Stated problem – Copy out lines with the word "like" from the material that follows.
══ Input ══
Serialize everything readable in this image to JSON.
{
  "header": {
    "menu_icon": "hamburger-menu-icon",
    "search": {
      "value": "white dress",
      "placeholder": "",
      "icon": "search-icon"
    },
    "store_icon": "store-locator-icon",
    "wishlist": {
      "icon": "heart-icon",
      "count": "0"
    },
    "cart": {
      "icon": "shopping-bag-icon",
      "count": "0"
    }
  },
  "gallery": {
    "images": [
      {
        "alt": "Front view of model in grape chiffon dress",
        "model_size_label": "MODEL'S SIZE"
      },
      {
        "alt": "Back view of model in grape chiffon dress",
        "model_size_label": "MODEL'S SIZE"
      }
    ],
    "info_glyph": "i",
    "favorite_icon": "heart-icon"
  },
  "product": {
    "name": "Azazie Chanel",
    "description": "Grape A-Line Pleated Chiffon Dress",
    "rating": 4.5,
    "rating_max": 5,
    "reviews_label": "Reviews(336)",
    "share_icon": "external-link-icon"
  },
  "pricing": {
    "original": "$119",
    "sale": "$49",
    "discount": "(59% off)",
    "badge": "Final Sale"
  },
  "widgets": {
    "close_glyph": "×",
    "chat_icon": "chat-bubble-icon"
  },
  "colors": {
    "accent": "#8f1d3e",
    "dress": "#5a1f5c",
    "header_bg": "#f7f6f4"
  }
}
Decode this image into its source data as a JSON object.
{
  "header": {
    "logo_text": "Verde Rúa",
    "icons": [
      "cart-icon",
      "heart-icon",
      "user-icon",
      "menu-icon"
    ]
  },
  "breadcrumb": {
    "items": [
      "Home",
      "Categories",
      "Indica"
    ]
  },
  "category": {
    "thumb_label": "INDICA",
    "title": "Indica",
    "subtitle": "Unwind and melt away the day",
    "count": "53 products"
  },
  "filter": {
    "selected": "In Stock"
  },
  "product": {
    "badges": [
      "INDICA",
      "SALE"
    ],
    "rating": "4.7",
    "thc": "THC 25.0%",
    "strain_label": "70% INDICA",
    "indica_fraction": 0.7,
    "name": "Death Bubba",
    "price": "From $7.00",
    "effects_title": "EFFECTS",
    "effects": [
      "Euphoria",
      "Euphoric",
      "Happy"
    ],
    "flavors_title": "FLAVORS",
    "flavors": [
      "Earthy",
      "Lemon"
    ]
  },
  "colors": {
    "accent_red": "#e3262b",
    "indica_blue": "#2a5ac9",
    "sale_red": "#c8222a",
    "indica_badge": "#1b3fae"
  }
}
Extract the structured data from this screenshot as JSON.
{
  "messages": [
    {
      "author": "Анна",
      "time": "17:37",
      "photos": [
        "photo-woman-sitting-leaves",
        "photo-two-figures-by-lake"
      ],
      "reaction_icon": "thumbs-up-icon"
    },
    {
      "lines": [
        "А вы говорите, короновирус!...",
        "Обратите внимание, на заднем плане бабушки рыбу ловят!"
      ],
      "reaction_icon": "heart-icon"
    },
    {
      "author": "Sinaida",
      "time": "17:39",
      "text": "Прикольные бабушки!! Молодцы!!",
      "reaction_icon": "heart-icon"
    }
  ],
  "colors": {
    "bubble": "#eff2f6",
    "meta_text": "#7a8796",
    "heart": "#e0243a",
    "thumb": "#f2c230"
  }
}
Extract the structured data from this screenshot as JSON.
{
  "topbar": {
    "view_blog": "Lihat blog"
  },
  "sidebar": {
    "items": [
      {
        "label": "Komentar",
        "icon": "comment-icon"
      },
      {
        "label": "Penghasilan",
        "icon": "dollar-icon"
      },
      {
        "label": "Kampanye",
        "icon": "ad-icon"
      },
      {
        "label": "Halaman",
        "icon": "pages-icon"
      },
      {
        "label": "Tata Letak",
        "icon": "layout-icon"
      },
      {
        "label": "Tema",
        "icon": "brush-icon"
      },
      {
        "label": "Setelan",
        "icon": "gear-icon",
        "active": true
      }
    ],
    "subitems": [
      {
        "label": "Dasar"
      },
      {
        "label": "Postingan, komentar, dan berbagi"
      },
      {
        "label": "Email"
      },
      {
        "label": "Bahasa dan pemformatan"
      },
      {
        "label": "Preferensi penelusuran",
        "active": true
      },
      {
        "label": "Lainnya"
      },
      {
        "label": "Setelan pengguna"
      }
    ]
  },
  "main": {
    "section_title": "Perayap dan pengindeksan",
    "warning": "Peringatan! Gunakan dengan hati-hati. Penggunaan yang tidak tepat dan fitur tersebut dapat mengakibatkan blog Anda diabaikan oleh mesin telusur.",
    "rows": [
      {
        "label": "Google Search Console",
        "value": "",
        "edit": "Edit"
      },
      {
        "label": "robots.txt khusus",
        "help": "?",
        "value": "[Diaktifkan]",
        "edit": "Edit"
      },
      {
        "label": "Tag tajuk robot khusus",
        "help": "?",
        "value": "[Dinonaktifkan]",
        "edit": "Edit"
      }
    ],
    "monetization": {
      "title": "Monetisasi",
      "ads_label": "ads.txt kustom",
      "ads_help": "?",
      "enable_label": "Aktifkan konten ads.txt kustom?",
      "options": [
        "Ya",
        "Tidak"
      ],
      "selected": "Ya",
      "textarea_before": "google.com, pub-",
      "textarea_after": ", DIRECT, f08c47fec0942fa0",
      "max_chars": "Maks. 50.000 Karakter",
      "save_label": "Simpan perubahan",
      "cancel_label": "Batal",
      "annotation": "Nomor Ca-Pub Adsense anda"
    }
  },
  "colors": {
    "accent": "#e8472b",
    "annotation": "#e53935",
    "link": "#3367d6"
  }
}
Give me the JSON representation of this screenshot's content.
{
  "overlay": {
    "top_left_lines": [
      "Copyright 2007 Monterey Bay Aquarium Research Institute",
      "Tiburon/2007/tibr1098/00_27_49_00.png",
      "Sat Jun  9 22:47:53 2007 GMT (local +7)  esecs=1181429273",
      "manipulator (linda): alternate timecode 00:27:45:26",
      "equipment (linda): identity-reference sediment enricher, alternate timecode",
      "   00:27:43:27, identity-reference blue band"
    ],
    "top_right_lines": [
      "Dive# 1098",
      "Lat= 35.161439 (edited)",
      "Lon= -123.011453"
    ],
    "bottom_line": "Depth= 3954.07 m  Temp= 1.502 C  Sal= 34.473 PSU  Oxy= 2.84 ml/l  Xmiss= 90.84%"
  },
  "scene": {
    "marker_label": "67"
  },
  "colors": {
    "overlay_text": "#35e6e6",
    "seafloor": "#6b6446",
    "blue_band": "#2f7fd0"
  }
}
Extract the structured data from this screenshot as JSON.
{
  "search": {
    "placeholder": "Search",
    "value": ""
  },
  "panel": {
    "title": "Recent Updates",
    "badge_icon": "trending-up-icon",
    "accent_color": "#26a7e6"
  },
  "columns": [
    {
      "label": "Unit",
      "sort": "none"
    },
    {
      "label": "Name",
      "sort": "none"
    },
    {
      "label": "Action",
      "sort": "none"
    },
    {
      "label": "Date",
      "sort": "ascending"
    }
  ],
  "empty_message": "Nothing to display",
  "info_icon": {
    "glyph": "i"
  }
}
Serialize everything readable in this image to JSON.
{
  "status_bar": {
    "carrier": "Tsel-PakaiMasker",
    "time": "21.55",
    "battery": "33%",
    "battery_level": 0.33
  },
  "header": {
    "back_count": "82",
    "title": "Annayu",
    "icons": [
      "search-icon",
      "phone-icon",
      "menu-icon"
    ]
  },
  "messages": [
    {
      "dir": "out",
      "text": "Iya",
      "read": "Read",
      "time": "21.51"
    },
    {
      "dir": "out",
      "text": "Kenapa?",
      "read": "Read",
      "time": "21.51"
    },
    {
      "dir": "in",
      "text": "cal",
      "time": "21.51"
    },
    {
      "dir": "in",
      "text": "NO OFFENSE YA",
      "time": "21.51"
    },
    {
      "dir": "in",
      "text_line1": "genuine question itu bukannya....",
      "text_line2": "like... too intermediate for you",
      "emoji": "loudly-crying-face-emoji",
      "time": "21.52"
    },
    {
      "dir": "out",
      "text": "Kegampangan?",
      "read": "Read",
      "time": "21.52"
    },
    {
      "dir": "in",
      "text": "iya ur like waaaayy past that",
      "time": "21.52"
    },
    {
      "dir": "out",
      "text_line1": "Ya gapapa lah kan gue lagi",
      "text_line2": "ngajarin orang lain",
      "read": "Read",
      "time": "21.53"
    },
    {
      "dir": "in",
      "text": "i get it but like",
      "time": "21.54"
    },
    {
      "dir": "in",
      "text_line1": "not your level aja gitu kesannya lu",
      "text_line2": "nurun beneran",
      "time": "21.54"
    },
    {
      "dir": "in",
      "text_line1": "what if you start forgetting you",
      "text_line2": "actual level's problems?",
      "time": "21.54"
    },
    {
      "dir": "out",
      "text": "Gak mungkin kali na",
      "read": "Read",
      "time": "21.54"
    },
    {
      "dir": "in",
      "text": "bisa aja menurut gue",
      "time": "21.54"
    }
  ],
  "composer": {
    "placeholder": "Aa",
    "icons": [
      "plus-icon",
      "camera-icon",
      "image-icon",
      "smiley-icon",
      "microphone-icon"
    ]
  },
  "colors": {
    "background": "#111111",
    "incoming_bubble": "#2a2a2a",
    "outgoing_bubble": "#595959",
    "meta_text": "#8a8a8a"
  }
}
═══
Response to the task –
      "text_line2": "like... too intermediate for you",
      "text": "iya ur like waaaayy past that",
      "text": "i get it but like",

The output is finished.